* EXERCISE: Print every line from the first one through the line containing "citation-link[interactable]: [15] [668, 923, 689, 937]", both included, reproducing each character for character.

* DATASET ROWS:
* begin *

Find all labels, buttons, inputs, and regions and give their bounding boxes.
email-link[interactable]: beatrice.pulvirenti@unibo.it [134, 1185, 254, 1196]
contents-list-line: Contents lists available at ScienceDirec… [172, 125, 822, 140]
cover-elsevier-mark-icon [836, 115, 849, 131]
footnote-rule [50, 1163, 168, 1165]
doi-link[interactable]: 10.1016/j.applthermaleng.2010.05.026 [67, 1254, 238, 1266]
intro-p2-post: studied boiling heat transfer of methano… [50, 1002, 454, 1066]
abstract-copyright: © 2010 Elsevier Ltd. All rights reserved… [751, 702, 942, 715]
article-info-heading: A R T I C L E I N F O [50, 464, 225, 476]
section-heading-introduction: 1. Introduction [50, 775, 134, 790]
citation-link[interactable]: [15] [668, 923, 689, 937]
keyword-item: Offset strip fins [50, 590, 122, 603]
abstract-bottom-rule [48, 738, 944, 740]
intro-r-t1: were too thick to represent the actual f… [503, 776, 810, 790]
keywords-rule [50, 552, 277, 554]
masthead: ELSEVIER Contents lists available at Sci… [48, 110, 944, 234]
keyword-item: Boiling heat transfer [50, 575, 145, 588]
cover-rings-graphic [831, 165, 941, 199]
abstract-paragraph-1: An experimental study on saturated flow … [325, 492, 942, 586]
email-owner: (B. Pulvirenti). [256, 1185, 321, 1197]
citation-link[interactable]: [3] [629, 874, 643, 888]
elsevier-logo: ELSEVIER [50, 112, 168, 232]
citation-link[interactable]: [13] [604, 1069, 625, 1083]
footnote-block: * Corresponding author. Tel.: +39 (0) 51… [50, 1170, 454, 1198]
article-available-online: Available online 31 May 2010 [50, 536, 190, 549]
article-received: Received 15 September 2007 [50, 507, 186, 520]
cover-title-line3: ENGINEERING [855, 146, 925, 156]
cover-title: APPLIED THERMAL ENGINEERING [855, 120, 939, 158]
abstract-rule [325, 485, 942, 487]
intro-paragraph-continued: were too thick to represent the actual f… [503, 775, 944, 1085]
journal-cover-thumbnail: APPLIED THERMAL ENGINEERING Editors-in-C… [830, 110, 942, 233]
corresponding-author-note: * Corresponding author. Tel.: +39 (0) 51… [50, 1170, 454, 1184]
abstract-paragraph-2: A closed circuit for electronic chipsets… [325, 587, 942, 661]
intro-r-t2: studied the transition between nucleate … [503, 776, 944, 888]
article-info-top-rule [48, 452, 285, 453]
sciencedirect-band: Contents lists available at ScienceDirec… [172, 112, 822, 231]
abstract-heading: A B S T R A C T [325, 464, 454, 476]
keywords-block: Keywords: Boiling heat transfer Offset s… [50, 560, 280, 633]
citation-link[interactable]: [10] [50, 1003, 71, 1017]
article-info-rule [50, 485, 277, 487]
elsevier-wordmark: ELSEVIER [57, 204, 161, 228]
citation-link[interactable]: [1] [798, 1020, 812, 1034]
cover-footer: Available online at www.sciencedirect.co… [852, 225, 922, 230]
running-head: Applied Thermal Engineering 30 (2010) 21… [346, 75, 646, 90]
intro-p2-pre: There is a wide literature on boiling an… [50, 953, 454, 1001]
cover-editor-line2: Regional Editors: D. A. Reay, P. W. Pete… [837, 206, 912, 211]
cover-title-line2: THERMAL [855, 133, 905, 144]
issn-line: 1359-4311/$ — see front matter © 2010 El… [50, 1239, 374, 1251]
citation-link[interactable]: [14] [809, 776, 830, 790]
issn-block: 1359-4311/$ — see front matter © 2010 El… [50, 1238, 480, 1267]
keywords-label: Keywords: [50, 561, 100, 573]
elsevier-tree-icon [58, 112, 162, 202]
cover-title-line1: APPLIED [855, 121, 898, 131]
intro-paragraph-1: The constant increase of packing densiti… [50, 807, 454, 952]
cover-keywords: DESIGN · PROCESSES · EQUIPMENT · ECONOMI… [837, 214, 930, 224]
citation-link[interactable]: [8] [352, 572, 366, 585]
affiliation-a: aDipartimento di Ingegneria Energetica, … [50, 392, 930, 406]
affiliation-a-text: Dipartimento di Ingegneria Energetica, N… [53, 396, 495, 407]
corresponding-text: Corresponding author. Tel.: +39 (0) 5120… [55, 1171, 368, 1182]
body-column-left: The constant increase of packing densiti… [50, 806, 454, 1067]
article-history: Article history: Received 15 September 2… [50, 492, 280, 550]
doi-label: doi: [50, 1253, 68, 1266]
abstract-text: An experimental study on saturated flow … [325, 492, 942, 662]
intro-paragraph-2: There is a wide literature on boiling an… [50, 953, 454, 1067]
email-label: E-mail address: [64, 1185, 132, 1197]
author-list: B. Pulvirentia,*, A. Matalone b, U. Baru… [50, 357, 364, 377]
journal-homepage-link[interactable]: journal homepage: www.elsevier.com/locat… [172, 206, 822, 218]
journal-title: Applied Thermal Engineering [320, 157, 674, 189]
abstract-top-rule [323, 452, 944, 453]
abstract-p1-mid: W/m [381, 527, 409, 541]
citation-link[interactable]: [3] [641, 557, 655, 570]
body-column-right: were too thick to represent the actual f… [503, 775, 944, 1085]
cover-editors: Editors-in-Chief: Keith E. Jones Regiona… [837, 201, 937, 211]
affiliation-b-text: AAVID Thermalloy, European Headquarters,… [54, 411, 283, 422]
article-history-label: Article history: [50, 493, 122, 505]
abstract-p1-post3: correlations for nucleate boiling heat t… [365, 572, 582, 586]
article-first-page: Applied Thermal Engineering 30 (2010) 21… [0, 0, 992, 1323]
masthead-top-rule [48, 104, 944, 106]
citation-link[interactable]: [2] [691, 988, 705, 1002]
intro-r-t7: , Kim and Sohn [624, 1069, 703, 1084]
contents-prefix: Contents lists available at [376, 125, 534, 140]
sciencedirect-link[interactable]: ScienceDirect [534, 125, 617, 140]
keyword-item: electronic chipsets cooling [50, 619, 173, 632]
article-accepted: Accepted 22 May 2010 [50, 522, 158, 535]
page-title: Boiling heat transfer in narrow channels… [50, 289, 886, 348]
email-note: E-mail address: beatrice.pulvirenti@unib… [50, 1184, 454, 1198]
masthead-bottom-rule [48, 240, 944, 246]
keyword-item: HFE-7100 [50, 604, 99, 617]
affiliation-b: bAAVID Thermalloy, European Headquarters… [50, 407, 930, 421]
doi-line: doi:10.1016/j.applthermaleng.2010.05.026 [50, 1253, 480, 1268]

* end *

* ANSWER FOR THE TASK:
Find all labels, buttons, inputs, and regions and give their bounding boxes.
email-link[interactable]: beatrice.pulvirenti@unibo.it [134, 1185, 254, 1196]
contents-list-line: Contents lists available at ScienceDirec… [172, 125, 822, 140]
cover-elsevier-mark-icon [836, 115, 849, 131]
footnote-rule [50, 1163, 168, 1165]
doi-link[interactable]: 10.1016/j.applthermaleng.2010.05.026 [67, 1254, 238, 1266]
intro-p2-post: studied boiling heat transfer of methano… [50, 1002, 454, 1066]
abstract-copyright: © 2010 Elsevier Ltd. All rights reserved… [751, 702, 942, 715]
article-info-heading: A R T I C L E I N F O [50, 464, 225, 476]
section-heading-introduction: 1. Introduction [50, 775, 134, 790]
citation-link[interactable]: [15] [668, 923, 689, 937]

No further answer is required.